> **Work required**:
Look below and pull out each line with the word "Moreton".

[Records from a dataset]
----------------

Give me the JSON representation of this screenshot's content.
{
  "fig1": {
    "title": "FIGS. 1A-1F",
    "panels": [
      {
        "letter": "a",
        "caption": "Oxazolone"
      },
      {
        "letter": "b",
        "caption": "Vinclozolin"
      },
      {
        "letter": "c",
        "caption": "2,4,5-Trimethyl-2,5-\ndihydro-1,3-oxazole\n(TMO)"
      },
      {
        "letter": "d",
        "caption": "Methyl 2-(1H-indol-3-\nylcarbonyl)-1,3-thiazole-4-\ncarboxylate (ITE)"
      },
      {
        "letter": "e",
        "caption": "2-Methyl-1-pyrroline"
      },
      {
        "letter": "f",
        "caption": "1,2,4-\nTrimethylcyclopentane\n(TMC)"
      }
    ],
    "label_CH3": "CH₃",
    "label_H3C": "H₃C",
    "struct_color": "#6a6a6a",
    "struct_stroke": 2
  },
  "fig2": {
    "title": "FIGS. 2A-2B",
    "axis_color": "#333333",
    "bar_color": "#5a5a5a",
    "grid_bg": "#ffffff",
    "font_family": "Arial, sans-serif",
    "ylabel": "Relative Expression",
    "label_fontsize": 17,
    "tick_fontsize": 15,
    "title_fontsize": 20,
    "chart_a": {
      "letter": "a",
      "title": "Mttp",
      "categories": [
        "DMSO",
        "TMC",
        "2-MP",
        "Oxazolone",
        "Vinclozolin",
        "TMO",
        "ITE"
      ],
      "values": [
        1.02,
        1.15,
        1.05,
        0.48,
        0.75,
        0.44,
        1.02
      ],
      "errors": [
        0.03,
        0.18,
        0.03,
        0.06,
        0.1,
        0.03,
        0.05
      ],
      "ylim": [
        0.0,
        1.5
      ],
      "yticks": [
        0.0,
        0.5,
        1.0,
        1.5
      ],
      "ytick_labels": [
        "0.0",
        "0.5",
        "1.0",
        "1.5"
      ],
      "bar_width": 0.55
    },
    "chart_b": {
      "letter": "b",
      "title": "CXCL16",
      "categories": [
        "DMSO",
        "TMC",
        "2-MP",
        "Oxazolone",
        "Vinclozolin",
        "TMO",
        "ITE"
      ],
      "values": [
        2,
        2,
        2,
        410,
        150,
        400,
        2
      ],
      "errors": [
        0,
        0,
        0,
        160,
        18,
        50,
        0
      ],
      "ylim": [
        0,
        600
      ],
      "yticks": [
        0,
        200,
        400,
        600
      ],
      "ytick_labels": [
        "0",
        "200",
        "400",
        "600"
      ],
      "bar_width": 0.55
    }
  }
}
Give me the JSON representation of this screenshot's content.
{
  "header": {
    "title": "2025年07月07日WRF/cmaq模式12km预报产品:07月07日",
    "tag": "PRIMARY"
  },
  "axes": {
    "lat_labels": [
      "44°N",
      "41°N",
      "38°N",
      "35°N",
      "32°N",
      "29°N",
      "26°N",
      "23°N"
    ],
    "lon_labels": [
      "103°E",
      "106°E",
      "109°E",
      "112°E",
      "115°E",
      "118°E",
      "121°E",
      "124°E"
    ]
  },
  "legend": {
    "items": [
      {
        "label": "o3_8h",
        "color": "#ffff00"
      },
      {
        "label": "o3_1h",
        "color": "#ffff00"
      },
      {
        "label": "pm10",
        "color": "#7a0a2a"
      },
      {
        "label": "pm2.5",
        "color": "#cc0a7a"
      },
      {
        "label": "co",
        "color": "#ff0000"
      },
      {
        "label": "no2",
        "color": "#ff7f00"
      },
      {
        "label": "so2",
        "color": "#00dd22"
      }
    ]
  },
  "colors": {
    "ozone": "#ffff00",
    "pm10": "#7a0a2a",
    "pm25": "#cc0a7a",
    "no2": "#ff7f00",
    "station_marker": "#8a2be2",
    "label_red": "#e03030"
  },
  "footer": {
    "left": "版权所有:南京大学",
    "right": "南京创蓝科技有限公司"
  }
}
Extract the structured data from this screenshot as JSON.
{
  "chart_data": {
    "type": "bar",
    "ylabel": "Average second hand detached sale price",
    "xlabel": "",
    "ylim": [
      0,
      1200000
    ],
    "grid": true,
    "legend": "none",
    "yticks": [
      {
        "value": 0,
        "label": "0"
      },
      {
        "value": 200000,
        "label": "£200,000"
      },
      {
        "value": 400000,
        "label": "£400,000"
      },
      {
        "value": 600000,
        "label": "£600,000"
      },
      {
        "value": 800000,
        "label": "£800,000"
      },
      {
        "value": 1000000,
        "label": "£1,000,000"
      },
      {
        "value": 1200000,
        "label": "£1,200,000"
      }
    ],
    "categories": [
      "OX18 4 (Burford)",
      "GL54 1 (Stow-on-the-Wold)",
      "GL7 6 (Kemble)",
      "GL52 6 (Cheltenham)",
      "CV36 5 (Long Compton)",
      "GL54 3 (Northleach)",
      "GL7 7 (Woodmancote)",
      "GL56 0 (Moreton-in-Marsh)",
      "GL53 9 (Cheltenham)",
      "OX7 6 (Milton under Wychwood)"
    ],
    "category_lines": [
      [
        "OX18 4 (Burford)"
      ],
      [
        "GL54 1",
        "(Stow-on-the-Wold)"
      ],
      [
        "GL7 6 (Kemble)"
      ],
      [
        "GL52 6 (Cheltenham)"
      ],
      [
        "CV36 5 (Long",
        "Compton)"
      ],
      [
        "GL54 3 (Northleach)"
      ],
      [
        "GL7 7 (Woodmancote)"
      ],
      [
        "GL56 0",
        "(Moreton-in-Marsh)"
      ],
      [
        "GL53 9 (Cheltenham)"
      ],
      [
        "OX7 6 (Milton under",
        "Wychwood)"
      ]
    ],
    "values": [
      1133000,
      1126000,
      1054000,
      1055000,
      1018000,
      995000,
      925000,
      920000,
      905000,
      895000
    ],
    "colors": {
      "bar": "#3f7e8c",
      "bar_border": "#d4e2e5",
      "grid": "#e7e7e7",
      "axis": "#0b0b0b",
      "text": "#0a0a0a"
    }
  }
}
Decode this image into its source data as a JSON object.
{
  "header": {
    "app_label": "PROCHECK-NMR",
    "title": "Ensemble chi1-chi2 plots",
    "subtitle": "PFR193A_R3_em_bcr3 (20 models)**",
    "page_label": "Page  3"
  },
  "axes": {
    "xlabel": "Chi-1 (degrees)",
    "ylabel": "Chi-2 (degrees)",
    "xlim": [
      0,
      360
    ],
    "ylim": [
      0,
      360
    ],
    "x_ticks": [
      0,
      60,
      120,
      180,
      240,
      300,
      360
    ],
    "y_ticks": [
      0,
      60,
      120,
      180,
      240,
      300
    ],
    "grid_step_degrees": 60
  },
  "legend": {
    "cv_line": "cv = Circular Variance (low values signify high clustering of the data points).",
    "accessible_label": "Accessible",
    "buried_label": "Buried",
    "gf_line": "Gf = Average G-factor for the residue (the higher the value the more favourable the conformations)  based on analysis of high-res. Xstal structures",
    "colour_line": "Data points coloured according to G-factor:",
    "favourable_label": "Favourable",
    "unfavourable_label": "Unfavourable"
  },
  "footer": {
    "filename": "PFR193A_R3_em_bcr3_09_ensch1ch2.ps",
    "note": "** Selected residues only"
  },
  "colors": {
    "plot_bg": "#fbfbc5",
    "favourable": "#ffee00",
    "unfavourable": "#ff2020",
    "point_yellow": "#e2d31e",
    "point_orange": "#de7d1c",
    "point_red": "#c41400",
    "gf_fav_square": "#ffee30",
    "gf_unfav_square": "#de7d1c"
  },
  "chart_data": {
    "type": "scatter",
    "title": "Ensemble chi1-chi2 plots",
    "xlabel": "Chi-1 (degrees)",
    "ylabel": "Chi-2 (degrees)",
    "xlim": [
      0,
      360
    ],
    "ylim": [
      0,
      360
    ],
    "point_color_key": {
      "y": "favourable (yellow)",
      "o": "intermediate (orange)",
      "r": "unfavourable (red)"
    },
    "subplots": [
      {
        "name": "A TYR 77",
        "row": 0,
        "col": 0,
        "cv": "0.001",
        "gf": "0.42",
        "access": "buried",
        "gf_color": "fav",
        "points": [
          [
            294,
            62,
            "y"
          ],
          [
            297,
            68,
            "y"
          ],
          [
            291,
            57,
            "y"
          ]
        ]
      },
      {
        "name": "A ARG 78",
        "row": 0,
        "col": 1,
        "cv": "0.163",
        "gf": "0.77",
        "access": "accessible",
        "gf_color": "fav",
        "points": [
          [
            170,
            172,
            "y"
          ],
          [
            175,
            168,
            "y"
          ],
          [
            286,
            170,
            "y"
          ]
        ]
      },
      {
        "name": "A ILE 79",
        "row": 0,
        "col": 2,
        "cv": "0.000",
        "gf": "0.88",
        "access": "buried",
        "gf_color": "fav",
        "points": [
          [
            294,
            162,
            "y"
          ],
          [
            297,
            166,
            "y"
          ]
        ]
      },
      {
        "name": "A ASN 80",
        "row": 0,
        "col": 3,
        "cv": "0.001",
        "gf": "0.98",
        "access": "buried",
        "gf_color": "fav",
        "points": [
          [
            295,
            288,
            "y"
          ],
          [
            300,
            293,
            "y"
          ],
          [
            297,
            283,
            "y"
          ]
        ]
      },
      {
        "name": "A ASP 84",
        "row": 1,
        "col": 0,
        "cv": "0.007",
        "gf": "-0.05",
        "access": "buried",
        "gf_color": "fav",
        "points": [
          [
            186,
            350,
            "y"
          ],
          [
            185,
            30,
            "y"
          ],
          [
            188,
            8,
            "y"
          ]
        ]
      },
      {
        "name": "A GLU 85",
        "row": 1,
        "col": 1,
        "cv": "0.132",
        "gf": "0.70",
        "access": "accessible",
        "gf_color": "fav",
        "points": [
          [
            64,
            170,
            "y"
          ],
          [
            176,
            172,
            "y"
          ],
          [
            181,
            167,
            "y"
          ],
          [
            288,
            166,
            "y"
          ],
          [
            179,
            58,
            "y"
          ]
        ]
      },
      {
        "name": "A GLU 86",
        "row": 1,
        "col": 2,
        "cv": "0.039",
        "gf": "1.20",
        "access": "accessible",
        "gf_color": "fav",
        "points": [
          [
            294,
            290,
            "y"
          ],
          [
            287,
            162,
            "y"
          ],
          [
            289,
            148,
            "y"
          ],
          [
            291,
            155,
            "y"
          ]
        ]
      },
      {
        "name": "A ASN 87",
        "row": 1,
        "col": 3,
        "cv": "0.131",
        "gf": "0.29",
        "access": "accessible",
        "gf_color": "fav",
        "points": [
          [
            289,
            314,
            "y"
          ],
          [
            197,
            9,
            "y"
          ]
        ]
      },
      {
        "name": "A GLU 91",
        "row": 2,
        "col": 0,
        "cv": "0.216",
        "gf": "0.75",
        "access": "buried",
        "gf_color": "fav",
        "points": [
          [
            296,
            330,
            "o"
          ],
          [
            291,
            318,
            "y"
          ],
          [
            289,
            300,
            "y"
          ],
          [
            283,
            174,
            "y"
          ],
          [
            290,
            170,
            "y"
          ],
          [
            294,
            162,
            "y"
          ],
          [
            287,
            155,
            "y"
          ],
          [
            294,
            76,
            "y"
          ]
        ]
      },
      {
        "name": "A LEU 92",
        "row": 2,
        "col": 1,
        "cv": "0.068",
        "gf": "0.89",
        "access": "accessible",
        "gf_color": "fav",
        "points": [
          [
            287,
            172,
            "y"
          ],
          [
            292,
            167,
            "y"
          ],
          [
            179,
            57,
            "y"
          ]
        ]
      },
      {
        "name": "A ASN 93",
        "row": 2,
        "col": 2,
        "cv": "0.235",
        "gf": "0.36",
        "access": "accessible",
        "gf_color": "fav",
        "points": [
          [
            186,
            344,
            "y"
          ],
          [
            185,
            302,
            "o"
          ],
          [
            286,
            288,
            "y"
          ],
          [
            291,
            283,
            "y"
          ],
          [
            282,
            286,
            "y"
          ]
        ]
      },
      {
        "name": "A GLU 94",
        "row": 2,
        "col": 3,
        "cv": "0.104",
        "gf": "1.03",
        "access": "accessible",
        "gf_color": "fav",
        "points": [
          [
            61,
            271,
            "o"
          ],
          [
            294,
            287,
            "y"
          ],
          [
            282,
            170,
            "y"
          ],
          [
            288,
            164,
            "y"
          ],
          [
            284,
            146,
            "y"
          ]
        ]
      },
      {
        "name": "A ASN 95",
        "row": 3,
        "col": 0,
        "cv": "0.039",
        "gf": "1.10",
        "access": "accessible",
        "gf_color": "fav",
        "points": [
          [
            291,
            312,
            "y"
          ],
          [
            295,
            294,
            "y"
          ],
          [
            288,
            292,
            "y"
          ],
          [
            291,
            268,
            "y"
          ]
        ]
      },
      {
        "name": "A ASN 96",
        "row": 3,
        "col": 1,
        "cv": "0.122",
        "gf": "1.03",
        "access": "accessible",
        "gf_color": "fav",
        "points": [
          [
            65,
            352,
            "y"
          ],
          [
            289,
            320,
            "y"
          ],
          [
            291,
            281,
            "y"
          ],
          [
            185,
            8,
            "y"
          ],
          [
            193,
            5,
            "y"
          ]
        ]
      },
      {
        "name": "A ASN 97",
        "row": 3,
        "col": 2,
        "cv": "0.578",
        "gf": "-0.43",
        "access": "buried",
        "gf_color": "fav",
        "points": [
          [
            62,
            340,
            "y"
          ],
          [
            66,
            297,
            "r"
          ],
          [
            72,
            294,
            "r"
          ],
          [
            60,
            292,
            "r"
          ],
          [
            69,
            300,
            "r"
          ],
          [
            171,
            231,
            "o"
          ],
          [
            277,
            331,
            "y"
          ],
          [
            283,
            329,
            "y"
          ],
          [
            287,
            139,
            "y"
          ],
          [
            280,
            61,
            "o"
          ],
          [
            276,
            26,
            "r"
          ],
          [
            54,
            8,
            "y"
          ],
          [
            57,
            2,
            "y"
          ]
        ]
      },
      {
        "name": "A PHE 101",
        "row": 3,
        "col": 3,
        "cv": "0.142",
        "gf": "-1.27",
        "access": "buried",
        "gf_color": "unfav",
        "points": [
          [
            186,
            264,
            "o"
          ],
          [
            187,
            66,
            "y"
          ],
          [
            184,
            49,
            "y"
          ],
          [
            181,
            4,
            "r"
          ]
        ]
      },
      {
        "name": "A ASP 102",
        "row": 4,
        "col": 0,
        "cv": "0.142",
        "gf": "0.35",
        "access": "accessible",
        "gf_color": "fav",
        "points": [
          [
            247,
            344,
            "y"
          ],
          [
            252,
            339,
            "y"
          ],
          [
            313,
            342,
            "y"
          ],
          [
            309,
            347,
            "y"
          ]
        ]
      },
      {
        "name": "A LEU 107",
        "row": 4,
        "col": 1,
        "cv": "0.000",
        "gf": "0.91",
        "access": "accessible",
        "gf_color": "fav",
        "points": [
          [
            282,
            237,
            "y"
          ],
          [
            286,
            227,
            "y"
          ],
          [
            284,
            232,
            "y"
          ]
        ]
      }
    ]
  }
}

----------------

> **Written answer**:
      "GL56 0 (Moreton-in-Marsh)",
        "(Moreton-in-Marsh)"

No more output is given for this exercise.